EXERCISE AIM:
Count how many lines hold the word "Term" and give that number as the whole answer.
━━━━━━━━━━
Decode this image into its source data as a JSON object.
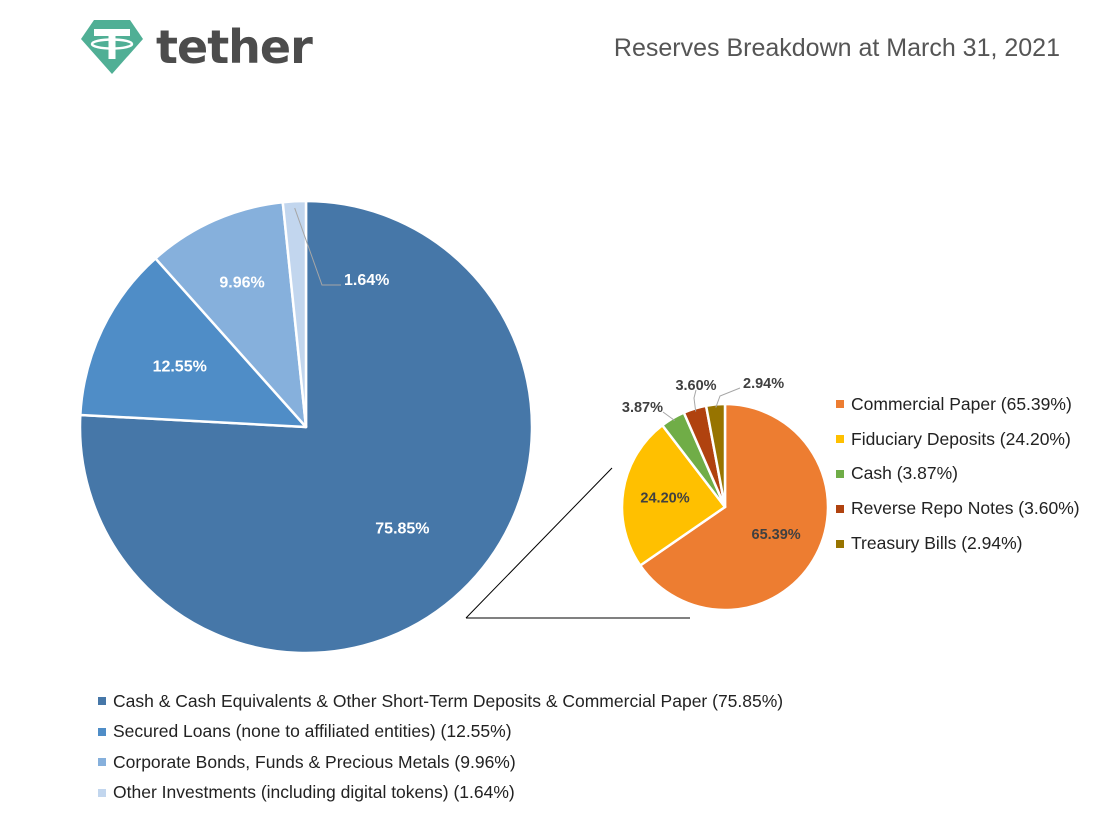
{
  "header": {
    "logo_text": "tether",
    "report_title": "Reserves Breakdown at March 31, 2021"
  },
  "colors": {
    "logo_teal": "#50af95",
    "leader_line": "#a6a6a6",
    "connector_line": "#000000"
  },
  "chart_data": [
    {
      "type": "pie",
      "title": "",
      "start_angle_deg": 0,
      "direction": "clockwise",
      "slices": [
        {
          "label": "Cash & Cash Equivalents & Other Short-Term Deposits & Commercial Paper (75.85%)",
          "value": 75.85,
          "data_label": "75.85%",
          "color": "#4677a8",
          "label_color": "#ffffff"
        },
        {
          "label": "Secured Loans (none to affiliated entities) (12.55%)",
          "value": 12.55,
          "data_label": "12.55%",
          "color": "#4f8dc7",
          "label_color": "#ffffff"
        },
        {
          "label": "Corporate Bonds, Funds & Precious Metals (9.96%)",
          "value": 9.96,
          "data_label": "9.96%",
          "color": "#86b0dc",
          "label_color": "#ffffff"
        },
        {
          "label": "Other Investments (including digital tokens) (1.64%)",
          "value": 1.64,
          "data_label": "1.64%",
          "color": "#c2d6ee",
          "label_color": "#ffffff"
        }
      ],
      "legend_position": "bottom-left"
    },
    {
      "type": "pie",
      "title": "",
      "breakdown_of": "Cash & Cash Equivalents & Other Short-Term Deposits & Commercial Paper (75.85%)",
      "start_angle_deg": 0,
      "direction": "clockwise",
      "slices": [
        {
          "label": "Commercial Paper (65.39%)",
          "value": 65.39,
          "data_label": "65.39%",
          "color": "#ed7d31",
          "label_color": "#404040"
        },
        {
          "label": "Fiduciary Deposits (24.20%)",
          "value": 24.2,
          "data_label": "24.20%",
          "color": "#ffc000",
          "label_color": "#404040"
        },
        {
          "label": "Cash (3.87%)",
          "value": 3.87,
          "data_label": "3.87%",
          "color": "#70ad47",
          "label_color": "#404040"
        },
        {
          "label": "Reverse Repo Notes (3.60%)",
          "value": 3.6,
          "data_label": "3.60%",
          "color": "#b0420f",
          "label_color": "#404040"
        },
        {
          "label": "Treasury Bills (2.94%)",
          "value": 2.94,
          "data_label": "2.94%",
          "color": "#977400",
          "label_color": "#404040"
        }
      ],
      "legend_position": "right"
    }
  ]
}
━━━━━━━━━━
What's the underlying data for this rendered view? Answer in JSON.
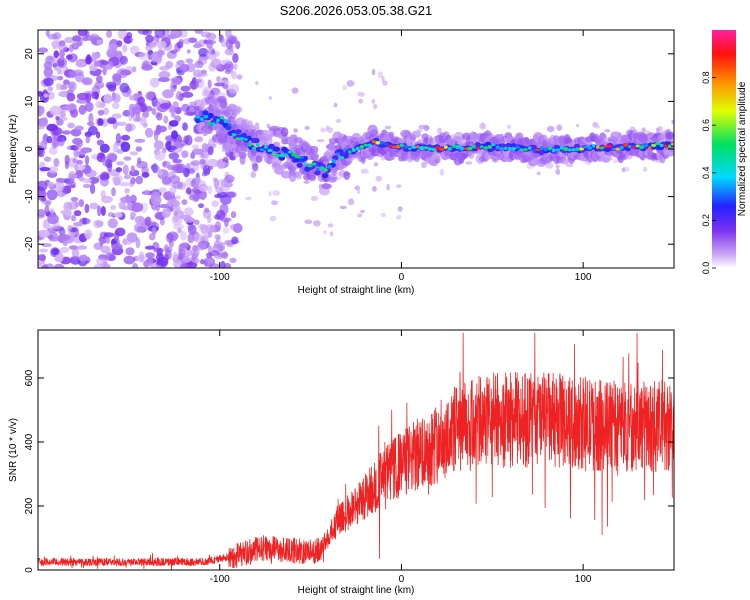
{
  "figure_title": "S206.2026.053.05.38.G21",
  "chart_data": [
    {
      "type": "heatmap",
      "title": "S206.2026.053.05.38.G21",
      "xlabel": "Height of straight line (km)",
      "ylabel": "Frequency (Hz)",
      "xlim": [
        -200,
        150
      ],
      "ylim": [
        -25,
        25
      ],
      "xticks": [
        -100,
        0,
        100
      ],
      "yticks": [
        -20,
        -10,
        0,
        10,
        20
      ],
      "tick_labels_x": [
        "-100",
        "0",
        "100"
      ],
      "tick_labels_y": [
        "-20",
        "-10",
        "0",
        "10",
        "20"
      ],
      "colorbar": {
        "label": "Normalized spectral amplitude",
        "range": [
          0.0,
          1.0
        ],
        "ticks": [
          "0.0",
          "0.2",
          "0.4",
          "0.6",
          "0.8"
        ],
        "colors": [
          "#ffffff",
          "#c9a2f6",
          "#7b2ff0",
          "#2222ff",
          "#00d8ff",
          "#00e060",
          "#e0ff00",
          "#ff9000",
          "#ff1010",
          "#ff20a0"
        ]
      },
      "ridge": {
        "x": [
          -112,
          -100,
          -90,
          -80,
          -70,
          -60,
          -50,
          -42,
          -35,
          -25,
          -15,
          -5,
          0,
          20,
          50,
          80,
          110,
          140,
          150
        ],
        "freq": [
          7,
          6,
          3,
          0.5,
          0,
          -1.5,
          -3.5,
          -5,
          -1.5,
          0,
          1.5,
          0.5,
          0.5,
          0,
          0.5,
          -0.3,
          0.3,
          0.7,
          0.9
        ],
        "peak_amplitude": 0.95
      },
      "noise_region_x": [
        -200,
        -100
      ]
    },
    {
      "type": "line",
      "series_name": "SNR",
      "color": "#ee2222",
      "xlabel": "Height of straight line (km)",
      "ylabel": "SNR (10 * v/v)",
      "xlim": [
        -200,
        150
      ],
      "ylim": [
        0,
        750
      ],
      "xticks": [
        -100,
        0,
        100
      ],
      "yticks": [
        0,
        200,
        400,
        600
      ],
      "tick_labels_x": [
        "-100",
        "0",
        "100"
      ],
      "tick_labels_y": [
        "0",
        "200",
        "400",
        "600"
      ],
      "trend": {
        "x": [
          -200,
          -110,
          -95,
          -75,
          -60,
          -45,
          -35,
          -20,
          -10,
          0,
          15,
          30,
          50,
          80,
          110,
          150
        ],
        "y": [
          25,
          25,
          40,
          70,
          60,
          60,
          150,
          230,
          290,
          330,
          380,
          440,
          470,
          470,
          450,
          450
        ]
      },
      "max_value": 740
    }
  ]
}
━━━━━━━━━━
TASK RESULT:
2